PROBLEM DETAILS: Lift out each line of the data that holds "ценного".

Stored entries:
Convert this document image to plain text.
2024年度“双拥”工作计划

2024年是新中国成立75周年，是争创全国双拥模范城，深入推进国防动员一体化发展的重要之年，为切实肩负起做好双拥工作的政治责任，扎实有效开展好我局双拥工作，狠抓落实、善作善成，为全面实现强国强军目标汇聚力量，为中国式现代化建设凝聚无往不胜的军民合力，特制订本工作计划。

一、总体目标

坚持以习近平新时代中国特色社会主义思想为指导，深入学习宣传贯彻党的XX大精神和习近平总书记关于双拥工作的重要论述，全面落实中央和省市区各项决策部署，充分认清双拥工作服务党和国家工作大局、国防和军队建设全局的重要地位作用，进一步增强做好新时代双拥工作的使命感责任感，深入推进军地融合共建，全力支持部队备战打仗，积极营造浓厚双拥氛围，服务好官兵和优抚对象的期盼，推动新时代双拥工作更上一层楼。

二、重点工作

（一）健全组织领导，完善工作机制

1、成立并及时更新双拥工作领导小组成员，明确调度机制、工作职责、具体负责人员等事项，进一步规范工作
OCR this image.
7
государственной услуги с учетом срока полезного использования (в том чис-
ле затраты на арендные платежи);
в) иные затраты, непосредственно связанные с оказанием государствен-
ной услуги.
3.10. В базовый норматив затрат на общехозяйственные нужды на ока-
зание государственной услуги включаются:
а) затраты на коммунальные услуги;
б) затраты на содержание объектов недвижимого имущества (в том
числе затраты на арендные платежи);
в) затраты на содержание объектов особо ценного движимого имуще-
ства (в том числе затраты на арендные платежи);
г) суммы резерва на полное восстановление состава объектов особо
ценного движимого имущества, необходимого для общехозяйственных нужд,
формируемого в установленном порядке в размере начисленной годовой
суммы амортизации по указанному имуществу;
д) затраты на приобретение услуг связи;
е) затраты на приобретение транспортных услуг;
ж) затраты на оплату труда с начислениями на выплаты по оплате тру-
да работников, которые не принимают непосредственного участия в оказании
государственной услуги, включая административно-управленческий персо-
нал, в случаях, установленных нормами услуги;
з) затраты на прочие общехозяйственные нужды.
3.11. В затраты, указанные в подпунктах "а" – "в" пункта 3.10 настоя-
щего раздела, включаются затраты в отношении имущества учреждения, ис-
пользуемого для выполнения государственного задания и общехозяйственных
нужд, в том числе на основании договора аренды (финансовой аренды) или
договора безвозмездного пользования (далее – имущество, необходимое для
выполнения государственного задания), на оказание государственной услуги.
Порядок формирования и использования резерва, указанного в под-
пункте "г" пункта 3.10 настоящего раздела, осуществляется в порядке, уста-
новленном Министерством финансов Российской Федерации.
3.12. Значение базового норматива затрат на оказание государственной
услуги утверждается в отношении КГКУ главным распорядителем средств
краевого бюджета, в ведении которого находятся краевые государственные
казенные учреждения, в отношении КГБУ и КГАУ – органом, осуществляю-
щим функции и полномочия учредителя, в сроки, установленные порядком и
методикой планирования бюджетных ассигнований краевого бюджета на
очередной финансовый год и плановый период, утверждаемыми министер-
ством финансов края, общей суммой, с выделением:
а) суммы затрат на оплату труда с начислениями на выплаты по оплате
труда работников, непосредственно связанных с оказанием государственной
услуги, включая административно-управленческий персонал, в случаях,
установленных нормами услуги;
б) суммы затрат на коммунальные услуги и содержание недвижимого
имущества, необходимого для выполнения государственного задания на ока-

RESULT BELOW:
в) затраты на содержание объектов особо ценного движимого имуще-
ценного движимого имущества, необходимого для общехозяйственных нужд,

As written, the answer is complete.